**Source data**:

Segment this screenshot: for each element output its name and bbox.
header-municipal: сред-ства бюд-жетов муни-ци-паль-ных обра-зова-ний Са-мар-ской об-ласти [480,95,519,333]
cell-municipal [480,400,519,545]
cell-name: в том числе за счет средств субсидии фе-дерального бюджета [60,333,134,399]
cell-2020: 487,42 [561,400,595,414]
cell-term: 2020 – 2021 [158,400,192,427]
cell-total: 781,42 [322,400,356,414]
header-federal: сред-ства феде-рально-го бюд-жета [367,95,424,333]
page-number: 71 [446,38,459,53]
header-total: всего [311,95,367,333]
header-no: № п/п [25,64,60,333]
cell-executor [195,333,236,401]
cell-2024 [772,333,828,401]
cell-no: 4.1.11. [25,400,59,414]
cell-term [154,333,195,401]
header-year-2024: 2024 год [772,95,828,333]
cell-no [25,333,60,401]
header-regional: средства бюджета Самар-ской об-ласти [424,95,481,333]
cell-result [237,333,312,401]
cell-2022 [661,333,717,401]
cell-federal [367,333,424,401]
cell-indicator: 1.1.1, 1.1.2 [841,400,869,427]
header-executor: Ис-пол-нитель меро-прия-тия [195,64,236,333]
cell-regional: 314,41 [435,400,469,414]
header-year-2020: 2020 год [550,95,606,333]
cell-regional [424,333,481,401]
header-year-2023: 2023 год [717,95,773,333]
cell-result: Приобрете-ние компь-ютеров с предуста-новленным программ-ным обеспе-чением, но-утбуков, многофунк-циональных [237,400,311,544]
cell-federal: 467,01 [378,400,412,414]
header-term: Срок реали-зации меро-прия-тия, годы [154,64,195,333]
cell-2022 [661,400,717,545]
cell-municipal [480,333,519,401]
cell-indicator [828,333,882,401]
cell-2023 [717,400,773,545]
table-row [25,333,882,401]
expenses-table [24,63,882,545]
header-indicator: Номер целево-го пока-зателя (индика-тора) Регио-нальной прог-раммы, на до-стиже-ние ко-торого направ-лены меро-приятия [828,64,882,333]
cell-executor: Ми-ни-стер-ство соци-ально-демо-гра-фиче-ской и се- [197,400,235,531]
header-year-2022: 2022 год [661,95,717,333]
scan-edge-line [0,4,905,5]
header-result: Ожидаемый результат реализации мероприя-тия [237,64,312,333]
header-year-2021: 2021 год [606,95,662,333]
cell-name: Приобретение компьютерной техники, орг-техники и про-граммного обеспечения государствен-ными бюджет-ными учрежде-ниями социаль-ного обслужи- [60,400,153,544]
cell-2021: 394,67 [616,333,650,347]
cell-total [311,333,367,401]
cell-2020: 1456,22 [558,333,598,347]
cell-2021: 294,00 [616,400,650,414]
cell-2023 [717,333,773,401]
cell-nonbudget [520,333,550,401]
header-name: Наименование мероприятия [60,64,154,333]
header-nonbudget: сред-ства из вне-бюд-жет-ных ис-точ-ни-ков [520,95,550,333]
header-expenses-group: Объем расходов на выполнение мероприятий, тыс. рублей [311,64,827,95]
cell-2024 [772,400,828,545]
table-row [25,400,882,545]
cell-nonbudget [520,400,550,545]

**Aim**: Please rewrite the lines above, replacing "table-row" with "data-row" and leaving everything else unchanged.

**Worked answer**:
Segment this screenshot: for each element output its name and bbox.
header-municipal: сред-ства бюд-жетов муни-ци-паль-ных обра-зова-ний Са-мар-ской об-ласти [480,95,519,333]
cell-municipal [480,400,519,545]
cell-name: в том числе за счет средств субсидии фе-дерального бюджета [60,333,134,399]
cell-2020: 487,42 [561,400,595,414]
cell-term: 2020 – 2021 [158,400,192,427]
cell-total: 781,42 [322,400,356,414]
header-federal: сред-ства феде-рально-го бюд-жета [367,95,424,333]
page-number: 71 [446,38,459,53]
header-total: всего [311,95,367,333]
header-no: № п/п [25,64,60,333]
cell-executor [195,333,236,401]
cell-2024 [772,333,828,401]
cell-no: 4.1.11. [25,400,59,414]
cell-term [154,333,195,401]
header-year-2024: 2024 год [772,95,828,333]
cell-no [25,333,60,401]
header-regional: средства бюджета Самар-ской об-ласти [424,95,481,333]
cell-result [237,333,312,401]
cell-2022 [661,333,717,401]
cell-federal [367,333,424,401]
cell-indicator: 1.1.1, 1.1.2 [841,400,869,427]
header-executor: Ис-пол-нитель меро-прия-тия [195,64,236,333]
cell-regional: 314,41 [435,400,469,414]
header-year-2020: 2020 год [550,95,606,333]
cell-regional [424,333,481,401]
header-year-2023: 2023 год [717,95,773,333]
cell-result: Приобрете-ние компь-ютеров с предуста-новленным программ-ным обеспе-чением, но-утбуков, многофунк-циональных [237,400,311,544]
cell-federal: 467,01 [378,400,412,414]
header-term: Срок реали-зации меро-прия-тия, годы [154,64,195,333]
cell-2022 [661,400,717,545]
cell-municipal [480,333,519,401]
cell-indicator [828,333,882,401]
cell-2023 [717,400,773,545]
data-row [25,333,882,401]
expenses-table [24,63,882,545]
header-indicator: Номер целево-го пока-зателя (индика-тора) Регио-нальной прог-раммы, на до-стиже-ние ко-торого направ-лены меро-приятия [828,64,882,333]
cell-executor: Ми-ни-стер-ство соци-ально-демо-гра-фиче-ской и се- [197,400,235,531]
header-year-2022: 2022 год [661,95,717,333]
scan-edge-line [0,4,905,5]
header-result: Ожидаемый результат реализации мероприя-тия [237,64,312,333]
header-year-2021: 2021 год [606,95,662,333]
cell-name: Приобретение компьютерной техники, орг-техники и про-граммного обеспечения государствен-ными бюджет-ными учрежде-ниями социаль-ного обслужи- [60,400,153,544]
cell-2021: 394,67 [616,333,650,347]
cell-total [311,333,367,401]
cell-2020: 1456,22 [558,333,598,347]
cell-2021: 294,00 [616,400,650,414]
cell-2023 [717,333,773,401]
cell-nonbudget [520,333,550,401]
header-name: Наименование мероприятия [60,64,154,333]
header-nonbudget: сред-ства из вне-бюд-жет-ных ис-точ-ни-ков [520,95,550,333]
header-expenses-group: Объем расходов на выполнение мероприятий, тыс. рублей [311,64,827,95]
cell-2024 [772,400,828,545]
data-row [25,400,882,545]
cell-nonbudget [520,400,550,545]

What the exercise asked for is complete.